[Problem] Filter these entries, keeping only lines that hold the word "true".

>>>>>

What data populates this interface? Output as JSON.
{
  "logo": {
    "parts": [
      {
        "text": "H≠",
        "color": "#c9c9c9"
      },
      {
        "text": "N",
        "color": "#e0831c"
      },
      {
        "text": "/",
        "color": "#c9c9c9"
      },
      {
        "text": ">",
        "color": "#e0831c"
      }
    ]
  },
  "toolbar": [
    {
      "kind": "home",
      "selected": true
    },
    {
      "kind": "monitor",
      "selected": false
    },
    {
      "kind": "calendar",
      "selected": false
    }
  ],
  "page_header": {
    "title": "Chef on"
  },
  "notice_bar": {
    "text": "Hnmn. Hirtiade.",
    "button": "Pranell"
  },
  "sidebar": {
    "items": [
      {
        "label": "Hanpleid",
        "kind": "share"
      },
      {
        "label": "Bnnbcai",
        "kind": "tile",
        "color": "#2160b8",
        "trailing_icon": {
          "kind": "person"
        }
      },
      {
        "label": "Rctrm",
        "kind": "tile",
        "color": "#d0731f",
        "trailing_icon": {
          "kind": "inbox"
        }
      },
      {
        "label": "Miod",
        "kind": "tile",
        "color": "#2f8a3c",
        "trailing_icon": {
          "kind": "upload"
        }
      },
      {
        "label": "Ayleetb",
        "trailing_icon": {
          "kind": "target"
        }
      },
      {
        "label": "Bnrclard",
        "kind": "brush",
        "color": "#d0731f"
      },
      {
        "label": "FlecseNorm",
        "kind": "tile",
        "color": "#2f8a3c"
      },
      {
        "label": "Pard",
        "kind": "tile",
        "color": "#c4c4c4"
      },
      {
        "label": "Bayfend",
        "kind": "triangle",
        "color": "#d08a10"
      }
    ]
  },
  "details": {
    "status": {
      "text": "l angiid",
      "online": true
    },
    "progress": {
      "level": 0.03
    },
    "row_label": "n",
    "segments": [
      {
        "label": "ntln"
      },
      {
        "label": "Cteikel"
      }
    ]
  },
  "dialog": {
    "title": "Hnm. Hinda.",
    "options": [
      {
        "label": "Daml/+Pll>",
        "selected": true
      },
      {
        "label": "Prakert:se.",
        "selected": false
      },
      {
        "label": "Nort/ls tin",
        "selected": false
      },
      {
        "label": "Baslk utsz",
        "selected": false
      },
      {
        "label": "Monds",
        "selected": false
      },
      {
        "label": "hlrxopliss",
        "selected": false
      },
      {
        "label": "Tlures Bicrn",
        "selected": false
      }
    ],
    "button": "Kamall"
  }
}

<<<<<

[Answer to the exercise]
      "selected": true
      "online": true
        "selected": true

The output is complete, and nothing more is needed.